## [EXERCISE INSTRUCTIONS]
Leave out the pictures and repeat everything else in the records exactly.

## [Stored data entries]
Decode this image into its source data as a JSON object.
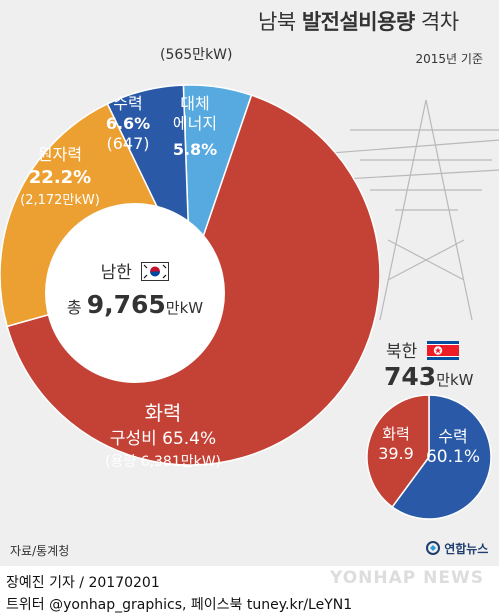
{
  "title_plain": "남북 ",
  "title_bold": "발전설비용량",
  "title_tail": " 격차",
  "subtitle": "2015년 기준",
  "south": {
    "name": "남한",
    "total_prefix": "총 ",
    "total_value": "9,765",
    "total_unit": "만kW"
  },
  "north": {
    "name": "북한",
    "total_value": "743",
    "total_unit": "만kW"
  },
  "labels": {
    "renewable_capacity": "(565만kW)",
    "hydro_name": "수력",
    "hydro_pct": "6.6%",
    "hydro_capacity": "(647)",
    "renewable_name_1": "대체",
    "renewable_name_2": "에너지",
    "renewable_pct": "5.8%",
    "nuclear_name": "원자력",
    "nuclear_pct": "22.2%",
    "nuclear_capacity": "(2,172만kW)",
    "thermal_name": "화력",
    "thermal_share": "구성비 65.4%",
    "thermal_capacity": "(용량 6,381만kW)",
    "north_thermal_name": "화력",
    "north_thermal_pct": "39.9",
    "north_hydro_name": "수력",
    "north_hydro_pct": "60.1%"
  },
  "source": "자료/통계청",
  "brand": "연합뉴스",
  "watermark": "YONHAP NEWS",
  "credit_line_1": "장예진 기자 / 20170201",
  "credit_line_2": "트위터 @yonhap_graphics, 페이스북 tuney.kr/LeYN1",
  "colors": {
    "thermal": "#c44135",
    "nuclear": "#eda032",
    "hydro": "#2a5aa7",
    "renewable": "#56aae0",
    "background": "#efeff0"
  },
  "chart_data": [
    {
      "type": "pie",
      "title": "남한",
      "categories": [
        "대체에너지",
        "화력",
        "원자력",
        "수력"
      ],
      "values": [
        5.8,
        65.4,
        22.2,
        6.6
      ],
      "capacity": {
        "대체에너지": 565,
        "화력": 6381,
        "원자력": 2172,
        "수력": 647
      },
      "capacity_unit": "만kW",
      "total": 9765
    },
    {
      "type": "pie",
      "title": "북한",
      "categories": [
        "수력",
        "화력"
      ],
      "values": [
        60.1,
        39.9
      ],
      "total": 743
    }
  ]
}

## [REPLY TO THE TASK]
Decode this image into its source data as a JSON object.
{
  "title_plain": "남북 ",
  "title_bold": "발전설비용량",
  "title_tail": " 격차",
  "subtitle": "2015년 기준",
  "south": {
    "name": "남한",
    "total_prefix": "총 ",
    "total_value": "9,765",
    "total_unit": "만kW"
  },
  "north": {
    "name": "북한",
    "total_value": "743",
    "total_unit": "만kW"
  },
  "labels": {
    "renewable_capacity": "(565만kW)",
    "hydro_name": "수력",
    "hydro_pct": "6.6%",
    "hydro_capacity": "(647)",
    "renewable_name_1": "대체",
    "renewable_name_2": "에너지",
    "renewable_pct": "5.8%",
    "nuclear_name": "원자력",
    "nuclear_pct": "22.2%",
    "nuclear_capacity": "(2,172만kW)",
    "thermal_name": "화력",
    "thermal_share": "구성비 65.4%",
    "thermal_capacity": "(용량 6,381만kW)",
    "north_thermal_name": "화력",
    "north_thermal_pct": "39.9",
    "north_hydro_name": "수력",
    "north_hydro_pct": "60.1%"
  },
  "source": "자료/통계청",
  "brand": "연합뉴스",
  "watermark": "YONHAP NEWS",
  "credit_line_1": "장예진 기자 / 20170201",
  "credit_line_2": "트위터 @yonhap_graphics, 페이스북 tuney.kr/LeYN1",
  "colors": {
    "thermal": "#c44135",
    "nuclear": "#eda032",
    "hydro": "#2a5aa7",
    "renewable": "#56aae0",
    "background": "#efeff0"
  },
  "chart_data": [
    {
      "type": "pie",
      "title": "남한",
      "categories": [
        "대체에너지",
        "화력",
        "원자력",
        "수력"
      ],
      "values": [
        5.8,
        65.4,
        22.2,
        6.6
      ],
      "capacity": {
        "대체에너지": 565,
        "화력": 6381,
        "원자력": 2172,
        "수력": 647
      },
      "capacity_unit": "만kW",
      "total": 9765
    },
    {
      "type": "pie",
      "title": "북한",
      "categories": [
        "수력",
        "화력"
      ],
      "values": [
        60.1,
        39.9
      ],
      "total": 743
    }
  ]
}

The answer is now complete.